■ **Supplied records**
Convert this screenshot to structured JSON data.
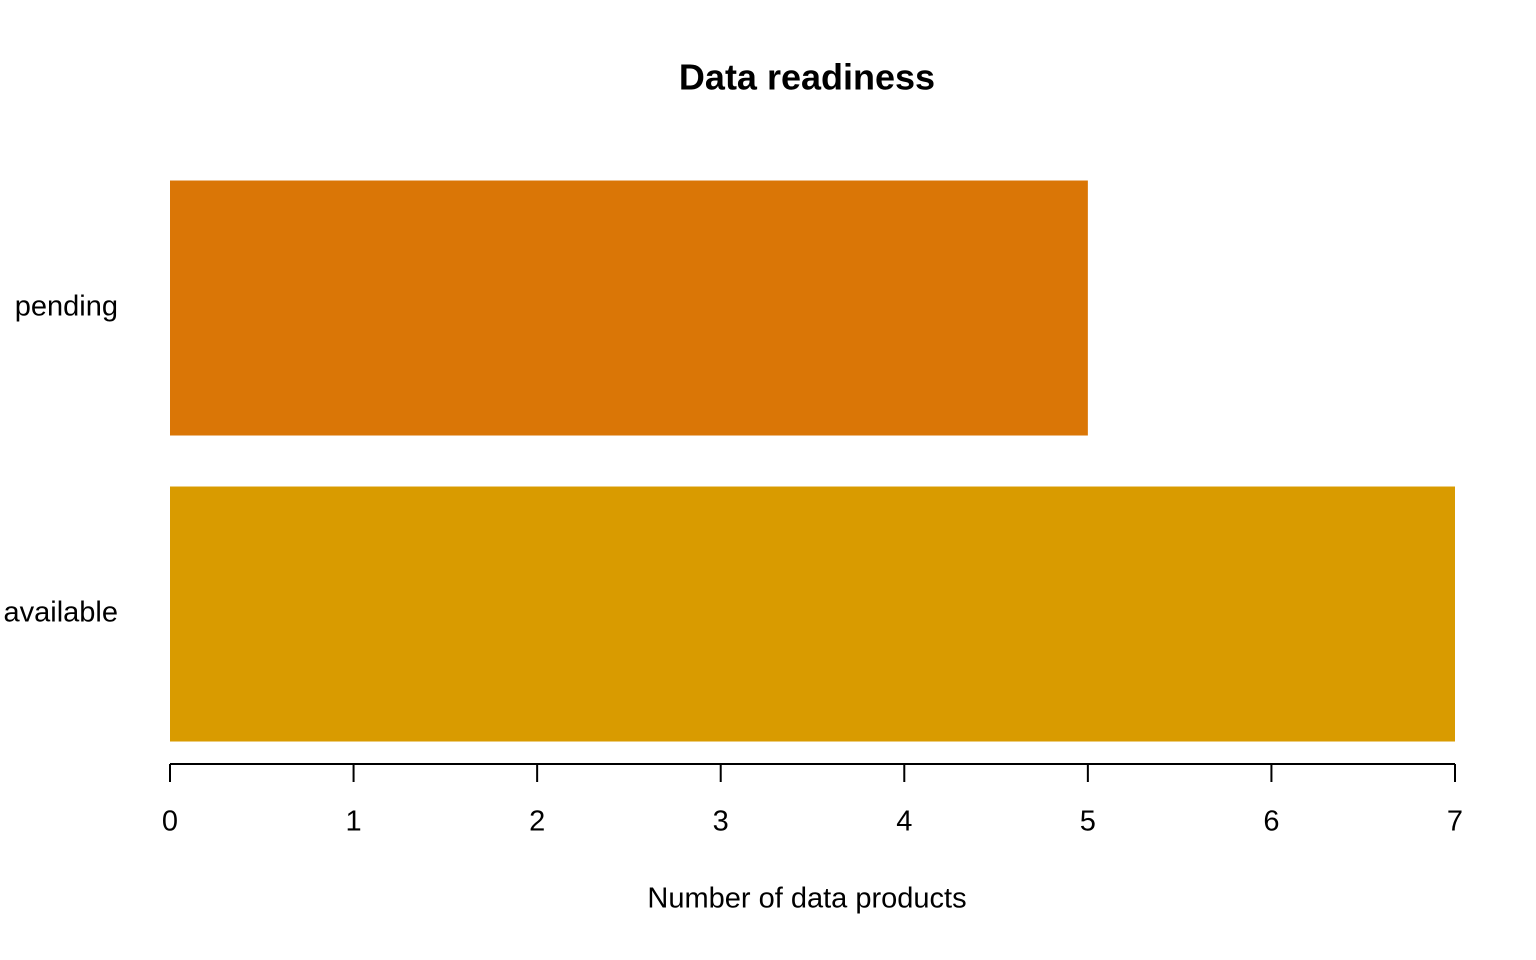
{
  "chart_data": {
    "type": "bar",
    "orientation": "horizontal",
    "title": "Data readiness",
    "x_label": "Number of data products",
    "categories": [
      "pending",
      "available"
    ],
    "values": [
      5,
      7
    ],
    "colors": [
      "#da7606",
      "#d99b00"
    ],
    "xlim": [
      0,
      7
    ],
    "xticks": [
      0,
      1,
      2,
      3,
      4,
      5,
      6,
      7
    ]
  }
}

■ **What is expected**
The material above must be printed exactly, with its pictures left out.

■ **Result of the task**
Convert this screenshot to structured JSON data.
{
  "chart_data": {
    "type": "bar",
    "orientation": "horizontal",
    "title": "Data readiness",
    "x_label": "Number of data products",
    "categories": [
      "pending",
      "available"
    ],
    "values": [
      5,
      7
    ],
    "colors": [
      "#da7606",
      "#d99b00"
    ],
    "xlim": [
      0,
      7
    ],
    "xticks": [
      0,
      1,
      2,
      3,
      4,
      5,
      6,
      7
    ]
  }
}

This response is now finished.